Provided records =
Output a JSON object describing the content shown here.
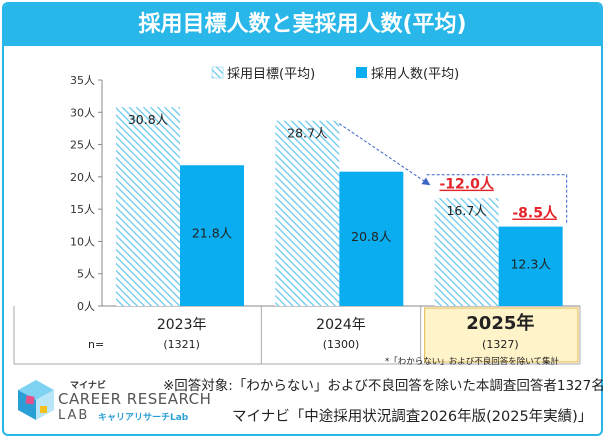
{
  "title": "採用目標人数と実採用人数(平均)",
  "chart_data": {
    "type": "bar",
    "ylim": [
      0,
      35
    ],
    "y_ticks": [
      0,
      5,
      10,
      15,
      20,
      25,
      30,
      35
    ],
    "y_unit": "人",
    "categories": [
      "2023年",
      "2024年",
      "2025年"
    ],
    "n_values": [
      "(1321)",
      "(1300)",
      "(1327)"
    ],
    "n_label": "n=",
    "highlight_category": "2025年",
    "series": [
      {
        "name": "採用目標(平均)",
        "values": [
          30.8,
          28.7,
          16.7
        ],
        "labels": [
          "30.8人",
          "28.7人",
          "16.7人"
        ]
      },
      {
        "name": "採用人数(平均)",
        "values": [
          21.8,
          20.8,
          12.3
        ],
        "labels": [
          "21.8人",
          "20.8人",
          "12.3人"
        ]
      }
    ],
    "annotations": [
      {
        "text": "-12.0人",
        "color": "#e3242b"
      },
      {
        "text": "-8.5人",
        "color": "#e3242b"
      }
    ],
    "footnote": "*「わからない」および不良回答を除いて集計"
  },
  "note": "※回答対象:「わからない」および不良回答を除いた本調査回答者1327名",
  "source": "マイナビ「中途採用状況調査2026年版(2025年実績)」",
  "logo": {
    "brand_ja": "マイナビ",
    "name_line1": "CAREER RESEARCH",
    "name_line2": "LAB",
    "name_kana": "キャリアリサーチLab"
  },
  "colors": {
    "accent": "#29b6e8",
    "bar_solid": "#0aaef0",
    "hatch": "#6cc9ee",
    "highlight_bg": "#fff3c9",
    "negative": "#e3242b"
  }
}
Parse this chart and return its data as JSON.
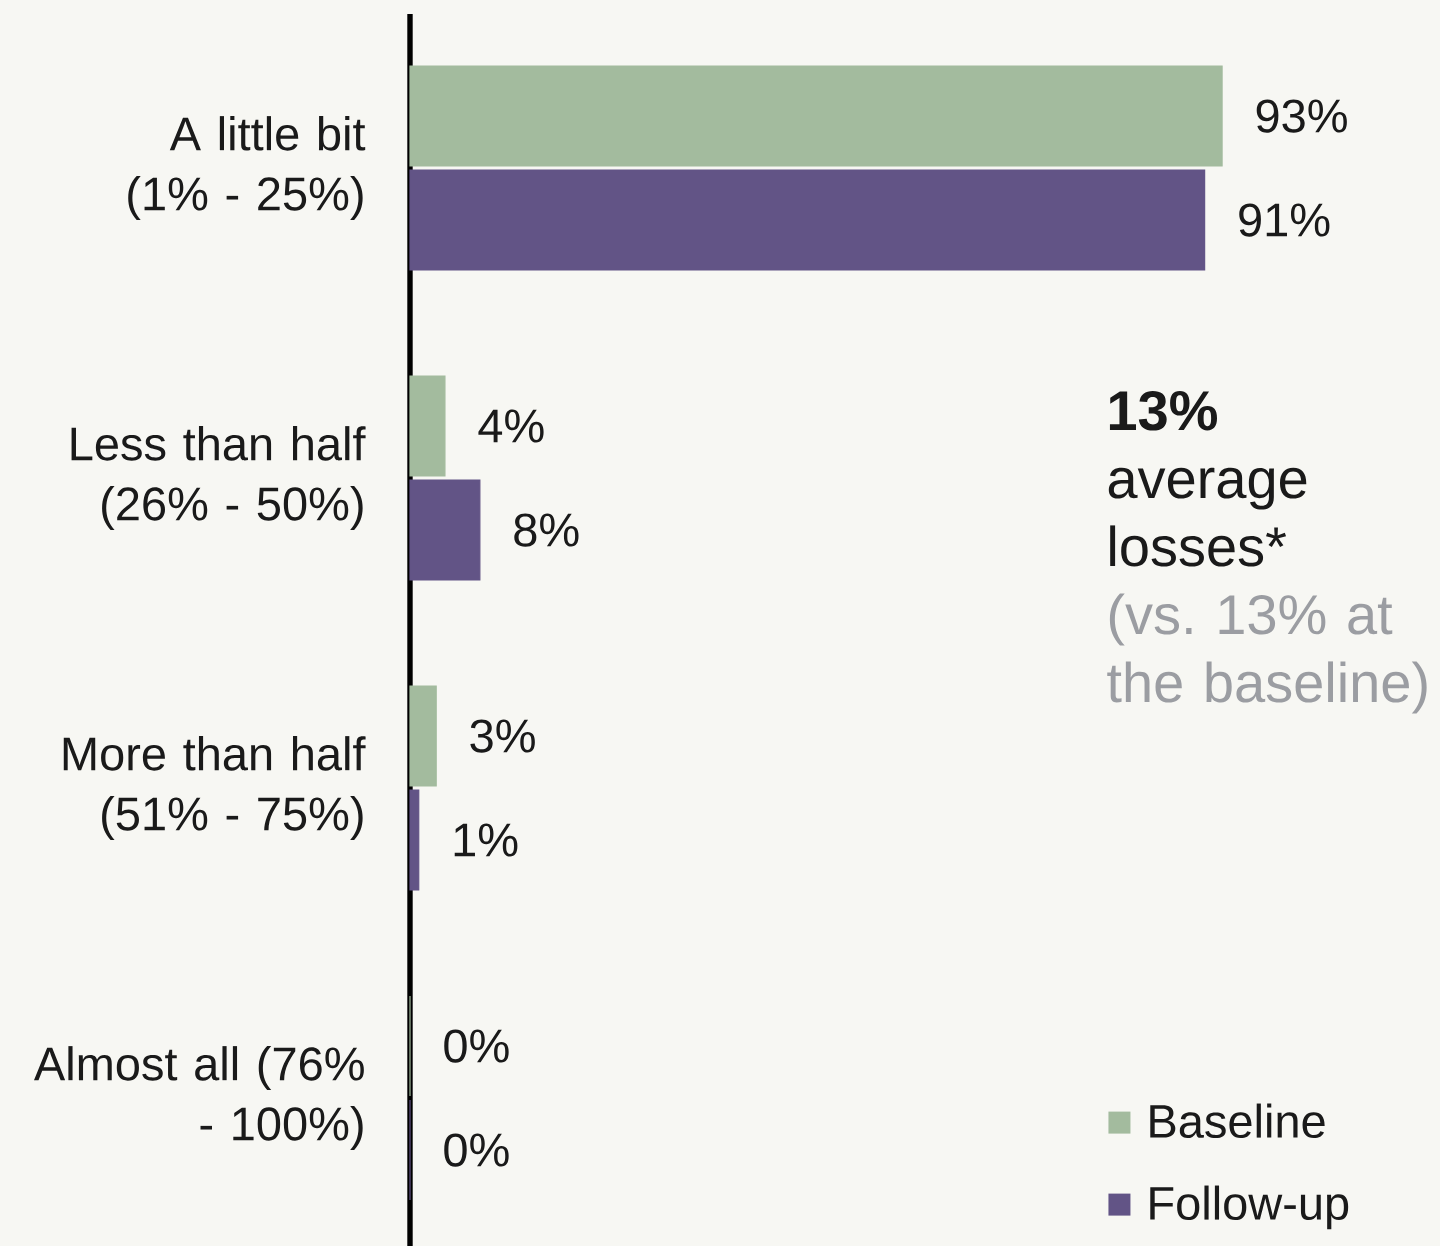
{
  "chart_data": {
    "type": "bar",
    "orientation": "horizontal",
    "categories": [
      "A little bit\n(1% - 25%)",
      "Less than half\n(26% - 50%)",
      "More than half\n(51% - 75%)",
      "Almost all (76%\n- 100%)"
    ],
    "series": [
      {
        "name": "Baseline",
        "color": "#a3bb9e",
        "values": [
          93,
          4,
          3,
          0
        ],
        "value_labels": [
          "93%",
          "4%",
          "3%",
          "0%"
        ]
      },
      {
        "name": "Follow-up",
        "color": "#625486",
        "values": [
          91,
          8,
          1,
          0
        ],
        "value_labels": [
          "91%",
          "8%",
          "1%",
          "0%"
        ]
      }
    ],
    "annotations": [
      "**13%**\naverage\nlosses*",
      "(vs. 13% at\nthe baseline)"
    ],
    "legend": "bottom right"
  }
}
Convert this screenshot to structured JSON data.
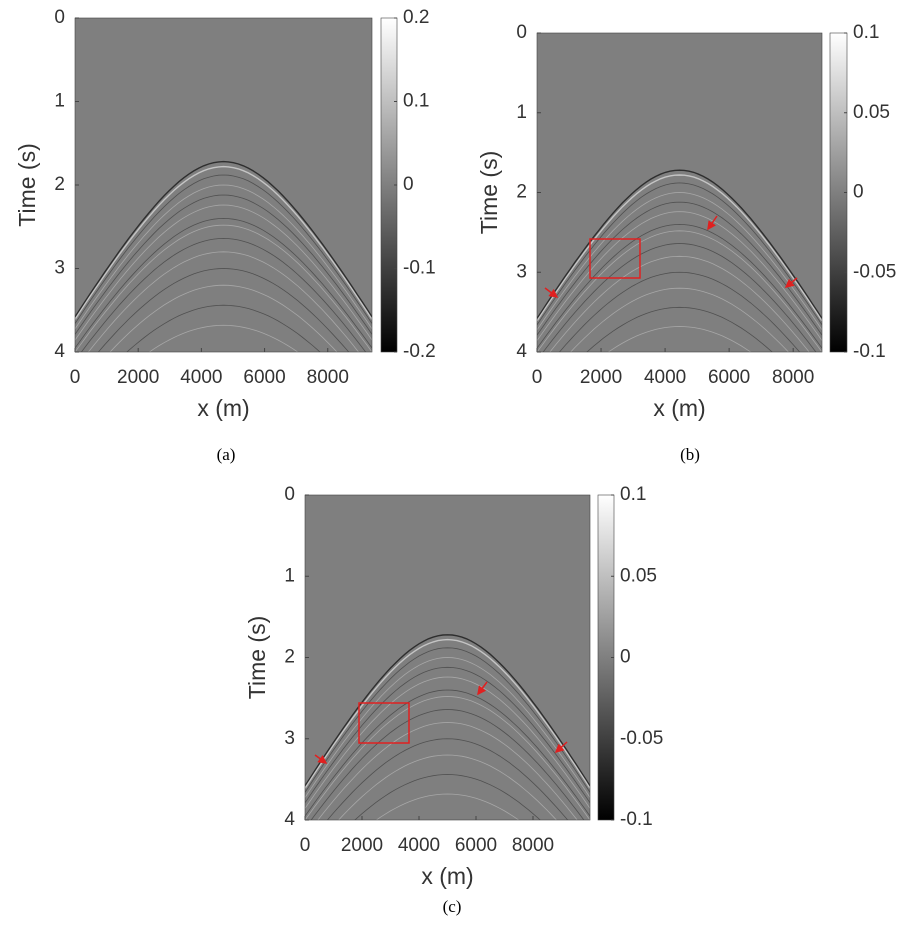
{
  "chart_data": [
    {
      "type": "image",
      "caption": "(a)",
      "xlabel": "x (m)",
      "ylabel": "Time (s)",
      "xlim": [
        0,
        9400
      ],
      "xticks": [
        0,
        2000,
        4000,
        6000,
        8000
      ],
      "ylim": [
        0,
        4
      ],
      "yticks": [
        0,
        1,
        2,
        3,
        4
      ],
      "clim": [
        -0.2,
        0.2
      ],
      "cticks": [
        -0.2,
        -0.1,
        0,
        0.1,
        0.2
      ]
    },
    {
      "type": "image",
      "caption": "(b)",
      "xlabel": "x (m)",
      "ylabel": "Time (s)",
      "xlim": [
        0,
        8900
      ],
      "xticks": [
        0,
        2000,
        4000,
        6000,
        8000
      ],
      "ylim": [
        0,
        4
      ],
      "yticks": [
        0,
        1,
        2,
        3,
        4
      ],
      "clim": [
        -0.1,
        0.1
      ],
      "cticks": [
        -0.1,
        -0.05,
        0,
        0.05,
        0.1
      ]
    },
    {
      "type": "image",
      "caption": "(c)",
      "xlabel": "x (m)",
      "ylabel": "Time (s)",
      "xlim": [
        0,
        10000
      ],
      "xticks": [
        0,
        2000,
        4000,
        6000,
        8000
      ],
      "ylim": [
        0,
        4
      ],
      "yticks": [
        0,
        1,
        2,
        3,
        4
      ],
      "clim": [
        -0.1,
        0.1
      ],
      "cticks": [
        -0.1,
        -0.05,
        0,
        0.05,
        0.1
      ]
    }
  ]
}
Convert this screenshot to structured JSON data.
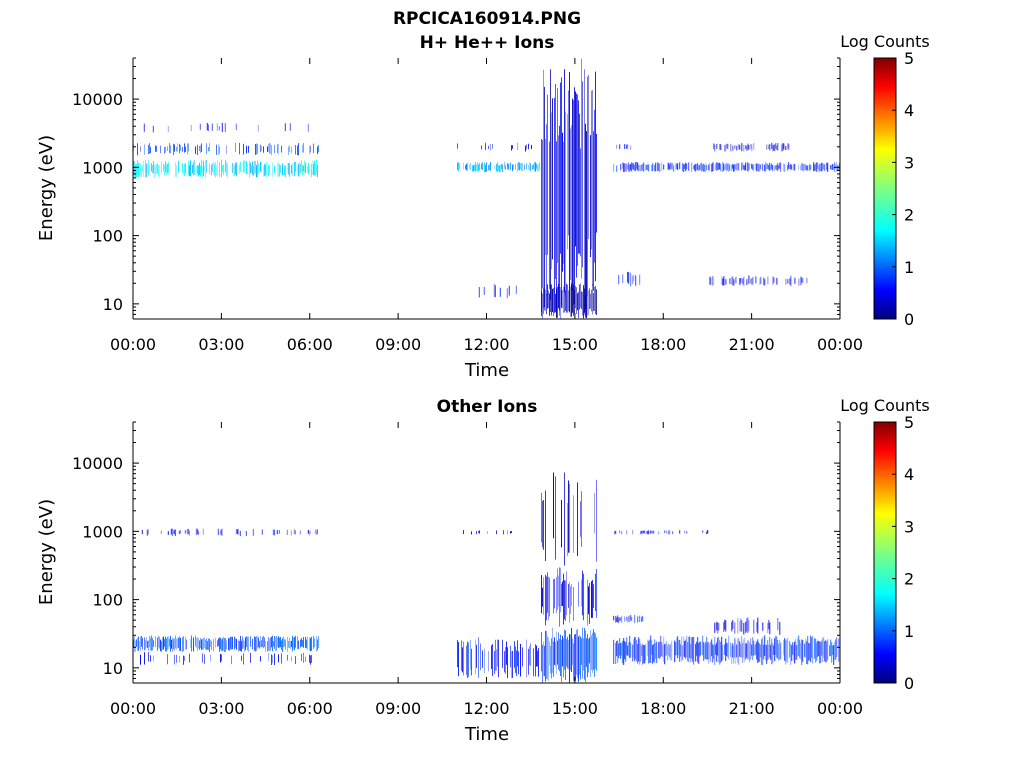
{
  "figure": {
    "title": "RPCICA160914.PNG"
  },
  "colors": {
    "low": "#00007f",
    "mid_low": "#0000ff",
    "mid": "#00ffff",
    "mid_high": "#ffff00",
    "high": "#ff0000",
    "max": "#7f0000"
  },
  "chart_data": [
    {
      "type": "heatmap",
      "title": "H+ He++ Ions",
      "xlabel": "Time",
      "ylabel": "Energy (eV)",
      "xticks": [
        "00:00",
        "03:00",
        "06:00",
        "09:00",
        "12:00",
        "15:00",
        "18:00",
        "21:00",
        "00:00"
      ],
      "xlim_hours": [
        0,
        24
      ],
      "yscale": "log",
      "ylim": [
        6,
        40000
      ],
      "yticks": [
        10,
        100,
        1000,
        10000
      ],
      "ytick_labels": [
        "10",
        "100",
        "1000",
        "10000"
      ],
      "colorbar": {
        "label": "Log Counts",
        "min": 0,
        "max": 5,
        "ticks": [
          "0",
          "1",
          "2",
          "3",
          "4",
          "5"
        ]
      },
      "bands": [
        {
          "t0": 0.0,
          "t1": 6.3,
          "e0": 700,
          "e1": 1300,
          "level": 1.6,
          "density": 0.75
        },
        {
          "t0": 0.0,
          "t1": 6.3,
          "e0": 1500,
          "e1": 2300,
          "level": 0.9,
          "density": 0.35
        },
        {
          "t0": 0.3,
          "t1": 6.3,
          "e0": 3200,
          "e1": 4500,
          "level": 0.5,
          "density": 0.08
        },
        {
          "t0": 11.0,
          "t1": 13.8,
          "e0": 850,
          "e1": 1200,
          "level": 1.3,
          "density": 0.7
        },
        {
          "t0": 11.0,
          "t1": 13.8,
          "e0": 1700,
          "e1": 2300,
          "level": 0.6,
          "density": 0.2
        },
        {
          "t0": 13.85,
          "t1": 15.75,
          "e0": 6,
          "e1": 40000,
          "level": 0.4,
          "density": 0.9
        },
        {
          "t0": 13.85,
          "t1": 15.75,
          "e0": 6,
          "e1": 20,
          "level": 0.25,
          "density": 1.0
        },
        {
          "t0": 16.3,
          "t1": 24.0,
          "e0": 850,
          "e1": 1200,
          "level": 0.7,
          "density": 0.8
        },
        {
          "t0": 16.3,
          "t1": 17.0,
          "e0": 1700,
          "e1": 2300,
          "level": 0.5,
          "density": 0.3
        },
        {
          "t0": 19.7,
          "t1": 22.3,
          "e0": 1700,
          "e1": 2300,
          "level": 0.4,
          "density": 0.6
        },
        {
          "t0": 16.3,
          "t1": 17.2,
          "e0": 18,
          "e1": 30,
          "level": 0.6,
          "density": 0.5
        },
        {
          "t0": 19.5,
          "t1": 23.0,
          "e0": 18,
          "e1": 26,
          "level": 0.5,
          "density": 0.35
        },
        {
          "t0": 11.5,
          "t1": 13.0,
          "e0": 12,
          "e1": 20,
          "level": 0.5,
          "density": 0.15
        }
      ]
    },
    {
      "type": "heatmap",
      "title": "Other Ions",
      "xlabel": "Time",
      "ylabel": "Energy (eV)",
      "xticks": [
        "00:00",
        "03:00",
        "06:00",
        "09:00",
        "12:00",
        "15:00",
        "18:00",
        "21:00",
        "00:00"
      ],
      "xlim_hours": [
        0,
        24
      ],
      "yscale": "log",
      "ylim": [
        6,
        40000
      ],
      "yticks": [
        10,
        100,
        1000,
        10000
      ],
      "ytick_labels": [
        "10",
        "100",
        "1000",
        "10000"
      ],
      "colorbar": {
        "label": "Log Counts",
        "min": 0,
        "max": 5,
        "ticks": [
          "0",
          "1",
          "2",
          "3",
          "4",
          "5"
        ]
      },
      "bands": [
        {
          "t0": 0.0,
          "t1": 6.3,
          "e0": 17,
          "e1": 30,
          "level": 0.9,
          "density": 0.85
        },
        {
          "t0": 0.0,
          "t1": 6.3,
          "e0": 11,
          "e1": 17,
          "level": 0.6,
          "density": 0.25
        },
        {
          "t0": 0.3,
          "t1": 6.3,
          "e0": 850,
          "e1": 1100,
          "level": 0.5,
          "density": 0.25
        },
        {
          "t0": 11.0,
          "t1": 13.8,
          "e0": 7,
          "e1": 28,
          "level": 0.7,
          "density": 0.5
        },
        {
          "t0": 11.0,
          "t1": 13.8,
          "e0": 900,
          "e1": 1050,
          "level": 0.4,
          "density": 0.15
        },
        {
          "t0": 13.85,
          "t1": 15.75,
          "e0": 6,
          "e1": 40,
          "level": 0.9,
          "density": 1.0
        },
        {
          "t0": 13.85,
          "t1": 15.75,
          "e0": 40,
          "e1": 300,
          "level": 0.5,
          "density": 0.7
        },
        {
          "t0": 13.85,
          "t1": 15.75,
          "e0": 300,
          "e1": 8000,
          "level": 0.3,
          "density": 0.35
        },
        {
          "t0": 16.3,
          "t1": 24.0,
          "e0": 11,
          "e1": 30,
          "level": 0.8,
          "density": 0.9
        },
        {
          "t0": 16.3,
          "t1": 17.3,
          "e0": 45,
          "e1": 60,
          "level": 0.6,
          "density": 0.7
        },
        {
          "t0": 16.3,
          "t1": 19.6,
          "e0": 900,
          "e1": 1050,
          "level": 0.5,
          "density": 0.35
        },
        {
          "t0": 19.7,
          "t1": 22.2,
          "e0": 30,
          "e1": 55,
          "level": 0.5,
          "density": 0.3
        }
      ]
    }
  ]
}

Task prompt = Search the entries for the word "title", then list each line that holds it.

Result for this task =
  "title": "採用目標人数と実採用人数(平均)",
    "title": "RPCICA160914.PNG"
      "title": "H+ He++ Ions",
      "title": "Other Ions",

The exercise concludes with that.